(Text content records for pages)
»»
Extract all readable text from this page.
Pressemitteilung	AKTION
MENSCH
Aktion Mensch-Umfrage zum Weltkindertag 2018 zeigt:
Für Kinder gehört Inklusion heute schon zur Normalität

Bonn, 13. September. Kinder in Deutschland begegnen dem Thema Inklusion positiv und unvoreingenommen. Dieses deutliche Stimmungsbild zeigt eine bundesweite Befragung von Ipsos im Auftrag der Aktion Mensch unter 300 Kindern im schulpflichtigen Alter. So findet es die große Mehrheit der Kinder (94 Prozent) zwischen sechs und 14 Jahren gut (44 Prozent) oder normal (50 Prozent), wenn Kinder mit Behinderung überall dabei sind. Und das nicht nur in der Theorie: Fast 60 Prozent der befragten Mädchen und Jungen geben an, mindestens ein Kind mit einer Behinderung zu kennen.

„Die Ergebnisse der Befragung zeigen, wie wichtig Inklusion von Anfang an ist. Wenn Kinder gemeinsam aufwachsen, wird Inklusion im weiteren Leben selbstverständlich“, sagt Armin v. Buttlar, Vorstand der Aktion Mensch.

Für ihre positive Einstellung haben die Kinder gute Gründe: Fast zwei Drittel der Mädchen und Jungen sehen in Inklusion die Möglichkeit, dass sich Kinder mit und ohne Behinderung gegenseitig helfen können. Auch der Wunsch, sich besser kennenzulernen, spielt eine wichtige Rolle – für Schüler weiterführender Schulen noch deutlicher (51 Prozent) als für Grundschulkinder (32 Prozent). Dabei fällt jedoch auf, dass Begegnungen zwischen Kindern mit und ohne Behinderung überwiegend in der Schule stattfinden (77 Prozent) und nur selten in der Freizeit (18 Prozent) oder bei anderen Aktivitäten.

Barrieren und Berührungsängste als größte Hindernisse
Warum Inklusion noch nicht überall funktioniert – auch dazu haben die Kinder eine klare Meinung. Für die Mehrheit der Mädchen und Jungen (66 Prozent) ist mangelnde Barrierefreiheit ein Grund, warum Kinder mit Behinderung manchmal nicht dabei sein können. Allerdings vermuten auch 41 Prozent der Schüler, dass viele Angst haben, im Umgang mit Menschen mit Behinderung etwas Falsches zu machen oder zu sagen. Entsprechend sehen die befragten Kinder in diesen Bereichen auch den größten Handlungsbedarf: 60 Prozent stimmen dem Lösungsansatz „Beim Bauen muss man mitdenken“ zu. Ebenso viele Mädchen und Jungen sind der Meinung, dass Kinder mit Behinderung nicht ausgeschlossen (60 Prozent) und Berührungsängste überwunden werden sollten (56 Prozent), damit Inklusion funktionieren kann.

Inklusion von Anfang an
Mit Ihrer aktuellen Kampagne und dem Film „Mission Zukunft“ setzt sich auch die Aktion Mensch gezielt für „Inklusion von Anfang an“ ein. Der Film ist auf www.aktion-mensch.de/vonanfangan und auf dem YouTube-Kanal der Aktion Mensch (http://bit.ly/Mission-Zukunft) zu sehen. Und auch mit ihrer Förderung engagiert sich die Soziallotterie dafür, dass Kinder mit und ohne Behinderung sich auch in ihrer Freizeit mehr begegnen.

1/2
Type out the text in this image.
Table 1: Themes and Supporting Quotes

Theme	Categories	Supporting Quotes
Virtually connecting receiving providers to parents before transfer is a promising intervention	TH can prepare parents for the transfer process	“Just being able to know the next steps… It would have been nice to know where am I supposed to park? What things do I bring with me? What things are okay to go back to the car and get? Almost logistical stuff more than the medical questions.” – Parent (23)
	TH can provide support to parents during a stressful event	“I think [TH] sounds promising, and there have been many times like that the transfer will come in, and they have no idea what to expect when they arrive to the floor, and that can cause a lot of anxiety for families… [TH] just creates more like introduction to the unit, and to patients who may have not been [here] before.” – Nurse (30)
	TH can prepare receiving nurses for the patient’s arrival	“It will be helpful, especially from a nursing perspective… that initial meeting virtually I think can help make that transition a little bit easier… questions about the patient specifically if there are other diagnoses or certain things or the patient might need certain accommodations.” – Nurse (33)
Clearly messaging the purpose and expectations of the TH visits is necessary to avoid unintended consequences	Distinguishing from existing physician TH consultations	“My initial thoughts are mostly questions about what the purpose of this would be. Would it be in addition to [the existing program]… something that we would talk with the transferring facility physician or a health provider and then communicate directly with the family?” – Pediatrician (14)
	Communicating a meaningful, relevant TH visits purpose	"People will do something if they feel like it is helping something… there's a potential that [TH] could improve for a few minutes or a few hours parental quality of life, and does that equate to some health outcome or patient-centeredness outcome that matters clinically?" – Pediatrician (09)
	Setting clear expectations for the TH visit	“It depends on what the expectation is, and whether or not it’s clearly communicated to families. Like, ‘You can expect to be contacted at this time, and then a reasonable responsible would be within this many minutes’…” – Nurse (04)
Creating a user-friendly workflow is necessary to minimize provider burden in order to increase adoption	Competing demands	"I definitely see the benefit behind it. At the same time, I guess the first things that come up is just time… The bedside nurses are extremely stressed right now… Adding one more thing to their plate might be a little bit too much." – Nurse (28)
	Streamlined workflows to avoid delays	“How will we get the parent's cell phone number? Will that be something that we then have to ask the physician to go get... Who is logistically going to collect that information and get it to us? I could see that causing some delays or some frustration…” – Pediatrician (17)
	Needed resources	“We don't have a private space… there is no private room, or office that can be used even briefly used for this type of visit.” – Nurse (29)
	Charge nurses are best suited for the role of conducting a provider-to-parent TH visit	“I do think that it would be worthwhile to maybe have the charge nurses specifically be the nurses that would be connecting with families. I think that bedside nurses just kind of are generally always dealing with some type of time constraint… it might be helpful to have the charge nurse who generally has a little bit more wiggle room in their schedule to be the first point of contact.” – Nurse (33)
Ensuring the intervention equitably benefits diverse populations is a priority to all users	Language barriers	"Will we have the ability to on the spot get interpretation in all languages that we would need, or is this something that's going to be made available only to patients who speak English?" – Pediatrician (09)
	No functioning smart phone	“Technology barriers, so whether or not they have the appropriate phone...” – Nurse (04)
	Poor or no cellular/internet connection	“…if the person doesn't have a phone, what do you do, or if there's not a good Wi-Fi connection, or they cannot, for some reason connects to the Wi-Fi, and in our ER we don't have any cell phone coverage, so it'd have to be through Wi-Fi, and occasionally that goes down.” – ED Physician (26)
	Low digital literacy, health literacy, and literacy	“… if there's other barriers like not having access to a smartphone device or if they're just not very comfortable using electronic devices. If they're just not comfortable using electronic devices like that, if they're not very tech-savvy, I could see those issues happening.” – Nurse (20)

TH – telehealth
««
| What you need to do |
If a line in the records above contains the string "many", copy that line out.

| Solution for this exercise |
	TH can provide support to parents during a stressful event	“I think [TH] sounds promising, and there have been many times like that the transfer will come in, and they have no idea what to expect when they arrive to the floor, and that can cause a lot of anxiety for families… [TH] just creates more like introduction to the unit, and to patients who may have not been [here] before.” – Nurse (30)
	Setting clear expectations for the TH visit	“It depends on what the expectation is, and whether or not it’s clearly communicated to families. Like, ‘You can expect to be contacted at this time, and then a reasonable responsible would be within this many minutes’…” – Nurse (04)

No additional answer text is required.